**Set problem**. Locate the lines where "wedge" occurs and copy them as they stand.

**Given entries**.
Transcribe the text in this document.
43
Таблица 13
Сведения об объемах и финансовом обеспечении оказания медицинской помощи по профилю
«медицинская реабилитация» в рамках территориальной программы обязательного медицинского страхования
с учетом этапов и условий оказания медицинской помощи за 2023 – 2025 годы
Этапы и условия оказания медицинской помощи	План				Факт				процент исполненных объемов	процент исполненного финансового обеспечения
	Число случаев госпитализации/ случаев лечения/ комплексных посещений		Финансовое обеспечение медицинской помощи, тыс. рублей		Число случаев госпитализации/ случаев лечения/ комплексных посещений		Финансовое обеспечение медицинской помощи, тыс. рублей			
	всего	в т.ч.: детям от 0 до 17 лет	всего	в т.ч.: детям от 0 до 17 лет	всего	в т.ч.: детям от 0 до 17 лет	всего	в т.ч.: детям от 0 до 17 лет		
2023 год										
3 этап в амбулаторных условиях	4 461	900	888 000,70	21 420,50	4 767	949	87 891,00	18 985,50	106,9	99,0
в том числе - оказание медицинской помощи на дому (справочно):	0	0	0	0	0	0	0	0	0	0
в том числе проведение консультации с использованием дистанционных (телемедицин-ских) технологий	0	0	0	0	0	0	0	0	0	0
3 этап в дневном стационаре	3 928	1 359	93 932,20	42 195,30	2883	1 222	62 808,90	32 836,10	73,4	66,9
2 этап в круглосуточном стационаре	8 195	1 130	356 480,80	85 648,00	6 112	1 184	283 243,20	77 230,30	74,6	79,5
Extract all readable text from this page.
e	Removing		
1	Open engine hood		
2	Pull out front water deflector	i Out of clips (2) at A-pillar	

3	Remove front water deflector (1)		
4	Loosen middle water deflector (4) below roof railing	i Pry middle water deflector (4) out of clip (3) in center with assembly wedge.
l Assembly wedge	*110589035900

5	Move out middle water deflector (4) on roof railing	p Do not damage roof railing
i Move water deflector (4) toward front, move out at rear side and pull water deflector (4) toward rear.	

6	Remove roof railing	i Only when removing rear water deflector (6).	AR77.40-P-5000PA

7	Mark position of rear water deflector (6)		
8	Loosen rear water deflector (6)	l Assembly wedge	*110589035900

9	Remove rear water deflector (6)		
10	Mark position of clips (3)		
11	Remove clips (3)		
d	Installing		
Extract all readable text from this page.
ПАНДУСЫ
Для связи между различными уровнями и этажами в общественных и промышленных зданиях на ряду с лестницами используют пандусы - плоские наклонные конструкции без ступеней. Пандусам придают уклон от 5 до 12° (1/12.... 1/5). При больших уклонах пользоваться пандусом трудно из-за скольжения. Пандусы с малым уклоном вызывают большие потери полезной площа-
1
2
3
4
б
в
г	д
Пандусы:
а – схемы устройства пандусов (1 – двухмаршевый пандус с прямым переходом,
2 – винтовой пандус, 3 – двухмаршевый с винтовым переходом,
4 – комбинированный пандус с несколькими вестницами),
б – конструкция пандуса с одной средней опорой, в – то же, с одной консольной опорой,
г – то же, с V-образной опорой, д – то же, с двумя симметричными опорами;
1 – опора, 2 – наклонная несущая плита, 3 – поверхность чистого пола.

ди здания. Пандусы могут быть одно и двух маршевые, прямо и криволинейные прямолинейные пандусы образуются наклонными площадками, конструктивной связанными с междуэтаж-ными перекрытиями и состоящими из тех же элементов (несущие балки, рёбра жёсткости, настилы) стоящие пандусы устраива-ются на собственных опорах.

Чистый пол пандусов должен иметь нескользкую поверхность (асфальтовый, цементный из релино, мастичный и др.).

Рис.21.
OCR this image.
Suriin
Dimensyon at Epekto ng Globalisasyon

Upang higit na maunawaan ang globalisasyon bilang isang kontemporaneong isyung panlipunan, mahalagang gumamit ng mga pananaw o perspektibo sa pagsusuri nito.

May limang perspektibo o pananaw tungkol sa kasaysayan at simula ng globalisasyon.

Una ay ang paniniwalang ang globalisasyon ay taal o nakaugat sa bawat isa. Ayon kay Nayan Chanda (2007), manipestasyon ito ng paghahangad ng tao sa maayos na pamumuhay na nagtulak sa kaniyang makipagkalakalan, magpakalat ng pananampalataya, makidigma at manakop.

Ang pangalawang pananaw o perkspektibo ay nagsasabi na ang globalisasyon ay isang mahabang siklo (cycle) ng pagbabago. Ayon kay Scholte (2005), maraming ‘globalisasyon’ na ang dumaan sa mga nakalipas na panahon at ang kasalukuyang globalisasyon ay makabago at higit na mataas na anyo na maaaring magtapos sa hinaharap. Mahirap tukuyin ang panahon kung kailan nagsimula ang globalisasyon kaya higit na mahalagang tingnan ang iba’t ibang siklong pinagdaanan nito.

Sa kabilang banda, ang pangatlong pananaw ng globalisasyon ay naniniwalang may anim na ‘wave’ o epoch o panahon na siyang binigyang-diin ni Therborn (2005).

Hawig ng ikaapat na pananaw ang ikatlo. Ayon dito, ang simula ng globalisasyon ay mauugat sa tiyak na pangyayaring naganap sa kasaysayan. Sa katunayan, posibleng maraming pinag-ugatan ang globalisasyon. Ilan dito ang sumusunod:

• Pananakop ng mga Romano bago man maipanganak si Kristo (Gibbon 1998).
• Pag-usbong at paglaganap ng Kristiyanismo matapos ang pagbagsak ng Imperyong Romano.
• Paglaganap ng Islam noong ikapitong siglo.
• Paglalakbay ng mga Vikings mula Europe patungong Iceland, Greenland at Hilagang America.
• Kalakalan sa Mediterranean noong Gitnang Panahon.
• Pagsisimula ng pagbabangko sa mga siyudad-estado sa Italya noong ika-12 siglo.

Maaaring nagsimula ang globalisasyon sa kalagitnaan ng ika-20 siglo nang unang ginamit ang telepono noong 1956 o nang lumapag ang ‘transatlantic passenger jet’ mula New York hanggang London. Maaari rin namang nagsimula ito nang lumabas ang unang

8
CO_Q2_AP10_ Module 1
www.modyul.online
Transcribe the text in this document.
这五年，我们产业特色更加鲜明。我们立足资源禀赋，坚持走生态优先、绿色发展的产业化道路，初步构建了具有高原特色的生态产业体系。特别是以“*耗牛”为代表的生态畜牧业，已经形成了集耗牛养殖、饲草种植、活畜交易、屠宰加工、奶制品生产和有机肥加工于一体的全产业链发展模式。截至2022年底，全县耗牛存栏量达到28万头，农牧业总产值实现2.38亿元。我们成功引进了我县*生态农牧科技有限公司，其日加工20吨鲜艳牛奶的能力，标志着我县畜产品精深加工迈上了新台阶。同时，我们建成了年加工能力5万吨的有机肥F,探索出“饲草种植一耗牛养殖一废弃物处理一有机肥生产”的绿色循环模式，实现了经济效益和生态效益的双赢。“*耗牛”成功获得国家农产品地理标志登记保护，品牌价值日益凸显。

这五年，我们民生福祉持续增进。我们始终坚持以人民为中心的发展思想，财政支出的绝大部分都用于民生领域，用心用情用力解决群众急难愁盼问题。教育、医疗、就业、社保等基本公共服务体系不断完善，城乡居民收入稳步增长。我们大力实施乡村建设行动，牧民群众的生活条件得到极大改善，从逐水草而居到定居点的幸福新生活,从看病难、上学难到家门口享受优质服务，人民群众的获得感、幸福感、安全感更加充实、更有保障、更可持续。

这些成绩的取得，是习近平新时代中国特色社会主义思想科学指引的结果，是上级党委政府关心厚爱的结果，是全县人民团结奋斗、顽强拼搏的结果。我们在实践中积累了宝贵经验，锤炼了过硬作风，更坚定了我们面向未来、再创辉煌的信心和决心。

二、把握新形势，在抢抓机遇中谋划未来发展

**Exercise result**.
4	Loosen middle water deflector (4) below roof railing	i Pry middle water deflector (4) out of clip (3) in center with assembly wedge.
l Assembly wedge	*110589035900
8	Loosen rear water deflector (6)	l Assembly wedge	*110589035900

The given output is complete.